= Given text =
>>>>

An Air Force servicemember and his wife entered into an apartment lease. They paid rent and a security deposit to a landlord. Unbeknownst to the servicemember and his wife, the property already had been foreclosed and sold at an auction. The servicemember and his family vacated the property after receiving a letter from the bank requesting them to leave the property, and they notified the landlord. However, the landlord filed a suit against them, alleging lost rent.
The servicemember visited a military legal assistance attorney, who referred this case to the ABA Military Pro Bono Project. A volunteer attorney offered to help the military family. With the attorney’s help at an eviction meeting, the case was dismissed. Additionally, the attorney took further steps to get the landlord’s information removed from a local housing website due to the landlord’s unfair dealings with local military personnel.
Soon after a Coast Guard servicemember purchased a used vehicle from a dealership, the servicemember discovered a major defect. The dealership provided the servicemember with a loaner car and promised to find a suitable replacement vehicle. However, the dealership failed to do so, and the servicemember discovered that his defective vehicle was re-sold in the dealership’s lot. In the meantime, the servicemember was continuing to pay his monthly car payments.
The servicemember visited a military legal assistance office about this problem, and a JAG referred this case to the ABA Military Pro Bono Project to place with a volunteer attorney. A volunteer attorney helped the servicemember reach a successful settlement. The dealership provided to the servicemember a full refund of the vehicle’s purchase price, along with all expenses associated with the temporary loaner car.

<<<<

= Problem details =
Please quote the pro bono case summaries word for word, from "Soon after a" up to and including "temporary loaner car.".

= Provided information =
>>>>

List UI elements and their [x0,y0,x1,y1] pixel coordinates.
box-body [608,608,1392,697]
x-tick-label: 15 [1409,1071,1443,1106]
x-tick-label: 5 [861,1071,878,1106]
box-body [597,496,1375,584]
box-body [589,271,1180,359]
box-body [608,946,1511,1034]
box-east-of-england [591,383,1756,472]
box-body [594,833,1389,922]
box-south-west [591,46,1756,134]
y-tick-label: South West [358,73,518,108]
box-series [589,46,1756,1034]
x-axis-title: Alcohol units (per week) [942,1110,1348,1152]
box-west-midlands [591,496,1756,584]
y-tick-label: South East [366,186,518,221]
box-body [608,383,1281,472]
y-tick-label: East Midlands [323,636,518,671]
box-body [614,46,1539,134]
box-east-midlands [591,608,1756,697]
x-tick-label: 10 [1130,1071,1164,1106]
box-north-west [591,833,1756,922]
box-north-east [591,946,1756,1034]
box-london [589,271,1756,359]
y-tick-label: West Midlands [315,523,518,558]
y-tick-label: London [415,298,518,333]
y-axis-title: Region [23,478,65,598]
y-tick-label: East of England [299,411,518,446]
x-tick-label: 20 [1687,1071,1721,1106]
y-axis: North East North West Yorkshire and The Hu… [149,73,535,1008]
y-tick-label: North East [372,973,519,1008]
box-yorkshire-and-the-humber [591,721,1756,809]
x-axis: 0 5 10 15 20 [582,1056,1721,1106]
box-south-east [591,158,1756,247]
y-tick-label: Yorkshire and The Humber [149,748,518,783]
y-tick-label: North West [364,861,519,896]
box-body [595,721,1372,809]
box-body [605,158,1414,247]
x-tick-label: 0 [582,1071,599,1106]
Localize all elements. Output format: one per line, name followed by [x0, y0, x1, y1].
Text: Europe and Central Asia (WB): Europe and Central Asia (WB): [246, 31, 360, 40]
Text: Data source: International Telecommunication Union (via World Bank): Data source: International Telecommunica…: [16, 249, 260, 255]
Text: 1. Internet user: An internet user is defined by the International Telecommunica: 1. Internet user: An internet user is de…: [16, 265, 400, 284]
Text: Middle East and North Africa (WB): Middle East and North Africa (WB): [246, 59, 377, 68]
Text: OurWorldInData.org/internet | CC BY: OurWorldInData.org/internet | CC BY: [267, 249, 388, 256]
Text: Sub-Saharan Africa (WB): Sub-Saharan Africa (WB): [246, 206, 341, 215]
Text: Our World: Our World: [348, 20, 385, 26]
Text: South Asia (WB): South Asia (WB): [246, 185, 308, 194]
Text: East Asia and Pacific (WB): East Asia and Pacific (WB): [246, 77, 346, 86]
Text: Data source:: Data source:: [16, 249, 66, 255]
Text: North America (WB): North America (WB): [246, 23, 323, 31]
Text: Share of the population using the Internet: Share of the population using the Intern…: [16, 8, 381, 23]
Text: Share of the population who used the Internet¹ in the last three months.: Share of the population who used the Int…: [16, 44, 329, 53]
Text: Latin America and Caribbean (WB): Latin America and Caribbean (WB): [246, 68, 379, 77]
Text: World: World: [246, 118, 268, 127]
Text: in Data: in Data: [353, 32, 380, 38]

<<<<

= Response to the exercise =
Soon after a Coast Guard servicemember purchased a used vehicle from a dealership, the servicemember discovered a major defect. The dealership provided the servicemember with a loaner car and promised to find a suitable replacement vehicle. However, the dealership failed to do so, and the servicemember discovered that his defective vehicle was re-sold in the dealership’s lot. In the meantime, the servicemember was continuing to pay his monthly car payments.
The servicemember visited a military legal assistance office about this problem, and a JAG referred this case to the ABA Military Pro Bono Project to place with a volunteer attorney. A volunteer attorney helped the servicemember reach a successful settlement. The dealership provided to the servicemember a full refund of the vehicle’s purchase price, along with all expenses associated with the temporary loaner car.